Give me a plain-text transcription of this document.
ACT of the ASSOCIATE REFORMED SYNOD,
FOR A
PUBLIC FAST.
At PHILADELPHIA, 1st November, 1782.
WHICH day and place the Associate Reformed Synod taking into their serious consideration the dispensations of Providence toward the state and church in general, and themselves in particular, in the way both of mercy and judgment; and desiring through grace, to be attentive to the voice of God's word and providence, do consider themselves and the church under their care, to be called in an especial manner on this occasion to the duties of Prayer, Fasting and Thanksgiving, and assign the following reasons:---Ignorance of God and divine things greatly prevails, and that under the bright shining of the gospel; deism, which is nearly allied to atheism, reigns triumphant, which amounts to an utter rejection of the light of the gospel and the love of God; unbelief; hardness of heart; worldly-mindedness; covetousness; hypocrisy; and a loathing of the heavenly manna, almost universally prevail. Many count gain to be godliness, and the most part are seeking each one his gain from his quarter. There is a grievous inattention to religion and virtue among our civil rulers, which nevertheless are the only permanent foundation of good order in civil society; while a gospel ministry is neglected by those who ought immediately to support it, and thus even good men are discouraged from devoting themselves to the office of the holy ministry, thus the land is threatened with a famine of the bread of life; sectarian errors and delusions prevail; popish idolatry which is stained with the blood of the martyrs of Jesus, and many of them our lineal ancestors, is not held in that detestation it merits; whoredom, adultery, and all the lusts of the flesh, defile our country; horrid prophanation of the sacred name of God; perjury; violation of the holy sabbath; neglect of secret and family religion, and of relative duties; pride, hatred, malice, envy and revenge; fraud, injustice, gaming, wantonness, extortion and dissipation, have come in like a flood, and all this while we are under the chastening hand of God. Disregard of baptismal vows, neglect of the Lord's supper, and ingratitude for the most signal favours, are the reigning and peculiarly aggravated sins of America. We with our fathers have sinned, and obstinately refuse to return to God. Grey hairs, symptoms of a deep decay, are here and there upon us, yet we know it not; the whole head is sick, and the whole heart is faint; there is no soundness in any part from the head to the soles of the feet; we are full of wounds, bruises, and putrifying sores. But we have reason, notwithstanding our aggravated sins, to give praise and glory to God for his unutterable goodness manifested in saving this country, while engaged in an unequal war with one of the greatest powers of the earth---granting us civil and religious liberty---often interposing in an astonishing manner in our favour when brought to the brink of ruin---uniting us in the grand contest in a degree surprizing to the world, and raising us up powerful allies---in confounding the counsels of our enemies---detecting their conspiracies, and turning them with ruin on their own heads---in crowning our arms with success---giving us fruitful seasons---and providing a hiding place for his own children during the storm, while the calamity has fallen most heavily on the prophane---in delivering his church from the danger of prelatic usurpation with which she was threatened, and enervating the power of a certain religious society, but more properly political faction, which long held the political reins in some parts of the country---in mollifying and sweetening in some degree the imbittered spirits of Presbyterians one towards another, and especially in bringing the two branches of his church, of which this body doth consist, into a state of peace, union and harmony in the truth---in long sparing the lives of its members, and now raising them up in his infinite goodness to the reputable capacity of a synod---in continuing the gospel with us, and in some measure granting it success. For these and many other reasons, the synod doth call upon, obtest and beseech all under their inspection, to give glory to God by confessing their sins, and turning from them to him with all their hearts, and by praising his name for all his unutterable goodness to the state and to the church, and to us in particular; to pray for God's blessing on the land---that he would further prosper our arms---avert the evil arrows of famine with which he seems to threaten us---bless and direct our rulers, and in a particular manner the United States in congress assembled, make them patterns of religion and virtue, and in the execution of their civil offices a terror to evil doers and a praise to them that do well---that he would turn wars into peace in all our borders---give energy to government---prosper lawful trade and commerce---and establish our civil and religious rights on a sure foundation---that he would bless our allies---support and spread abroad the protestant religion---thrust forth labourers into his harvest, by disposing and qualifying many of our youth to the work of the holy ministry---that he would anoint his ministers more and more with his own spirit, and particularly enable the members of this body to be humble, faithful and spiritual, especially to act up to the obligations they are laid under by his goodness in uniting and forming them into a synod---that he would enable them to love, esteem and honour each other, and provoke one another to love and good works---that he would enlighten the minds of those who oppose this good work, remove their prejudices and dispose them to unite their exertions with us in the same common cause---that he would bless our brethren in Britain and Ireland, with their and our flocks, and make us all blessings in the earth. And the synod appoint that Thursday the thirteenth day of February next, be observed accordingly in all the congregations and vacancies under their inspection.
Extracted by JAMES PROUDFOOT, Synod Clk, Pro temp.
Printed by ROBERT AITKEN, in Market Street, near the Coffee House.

What you will do — Would you write down every record again, exactly?

Final result —
Give me a plain-text transcription of this document.
ACT of the ASSOCIATE REFORMED SYNOD,
FOR A
PUBLIC FAST.
At PHILADELPHIA, 1st November, 1782.
WHICH day and place the Associate Reformed Synod taking into their serious consideration the dispensations of Providence toward the state and church in general, and themselves in particular, in the way both of mercy and judgment; and desiring through grace, to be attentive to the voice of God's word and providence, do consider themselves and the church under their care, to be called in an especial manner on this occasion to the duties of Prayer, Fasting and Thanksgiving, and assign the following reasons:---Ignorance of God and divine things greatly prevails, and that under the bright shining of the gospel; deism, which is nearly allied to atheism, reigns triumphant, which amounts to an utter rejection of the light of the gospel and the love of God; unbelief; hardness of heart; worldly-mindedness; covetousness; hypocrisy; and a loathing of the heavenly manna, almost universally prevail. Many count gain to be godliness, and the most part are seeking each one his gain from his quarter. There is a grievous inattention to religion and virtue among our civil rulers, which nevertheless are the only permanent foundation of good order in civil society; while a gospel ministry is neglected by those who ought immediately to support it, and thus even good men are discouraged from devoting themselves to the office of the holy ministry, thus the land is threatened with a famine of the bread of life; sectarian errors and delusions prevail; popish idolatry which is stained with the blood of the martyrs of Jesus, and many of them our lineal ancestors, is not held in that detestation it merits; whoredom, adultery, and all the lusts of the flesh, defile our country; horrid prophanation of the sacred name of God; perjury; violation of the holy sabbath; neglect of secret and family religion, and of relative duties; pride, hatred, malice, envy and revenge; fraud, injustice, gaming, wantonness, extortion and dissipation, have come in like a flood, and all this while we are under the chastening hand of God. Disregard of baptismal vows, neglect of the Lord's supper, and ingratitude for the most signal favours, are the reigning and peculiarly aggravated sins of America. We with our fathers have sinned, and obstinately refuse to return to God. Grey hairs, symptoms of a deep decay, are here and there upon us, yet we know it not; the whole head is sick, and the whole heart is faint; there is no soundness in any part from the head to the soles of the feet; we are full of wounds, bruises, and putrifying sores. But we have reason, notwithstanding our aggravated sins, to give praise and glory to God for his unutterable goodness manifested in saving this country, while engaged in an unequal war with one of the greatest powers of the earth---granting us civil and religious liberty---often interposing in an astonishing manner in our favour when brought to the brink of ruin---uniting us in the grand contest in a degree surprizing to the world, and raising us up powerful allies---in confounding the counsels of our enemies---detecting their conspiracies, and turning them with ruin on their own heads---in crowning our arms with success---giving us fruitful seasons---and providing a hiding place for his own children during the storm, while the calamity has fallen most heavily on the prophane---in delivering his church from the danger of prelatic usurpation with which she was threatened, and enervating the power of a certain religious society, but more properly political faction, which long held the political reins in some parts of the country---in mollifying and sweetening in some degree the imbittered spirits of Presbyterians one towards another, and especially in bringing the two branches of his church, of which this body doth consist, into a state of peace, union and harmony in the truth---in long sparing the lives of its members, and now raising them up in his infinite goodness to the reputable capacity of a synod---in continuing the gospel with us, and in some measure granting it success. For these and many other reasons, the synod doth call upon, obtest and beseech all under their inspection, to give glory to God by confessing their sins, and turning from them to him with all their hearts, and by praising his name for all his unutterable goodness to the state and to the church, and to us in particular; to pray for God's blessing on the land---that he would further prosper our arms---avert the evil arrows of famine with which he seems to threaten us---bless and direct our rulers, and in a particular manner the United States in congress assembled, make them patterns of religion and virtue, and in the execution of their civil offices a terror to evil doers and a praise to them that do well---that he would turn wars into peace in all our borders---give energy to government---prosper lawful trade and commerce---and establish our civil and religious rights on a sure foundation---that he would bless our allies---support and spread abroad the protestant religion---thrust forth labourers into his harvest, by disposing and qualifying many of our youth to the work of the holy ministry---that he would anoint his ministers more and more with his own spirit, and particularly enable the members of this body to be humble, faithful and spiritual, especially to act up to the obligations they are laid under by his goodness in uniting and forming them into a synod---that he would enable them to love, esteem and honour each other, and provoke one another to love and good works---that he would enlighten the minds of those who oppose this good work, remove their prejudices and dispose them to unite their exertions with us in the same common cause---that he would bless our brethren in Britain and Ireland, with their and our flocks, and make us all blessings in the earth. And the synod appoint that Thursday the thirteenth day of February next, be observed accordingly in all the congregations and vacancies under their inspection.
Extracted by JAMES PROUDFOOT, Synod Clk, Pro temp.
Printed by ROBERT AITKEN, in Market Street, near the Coffee House.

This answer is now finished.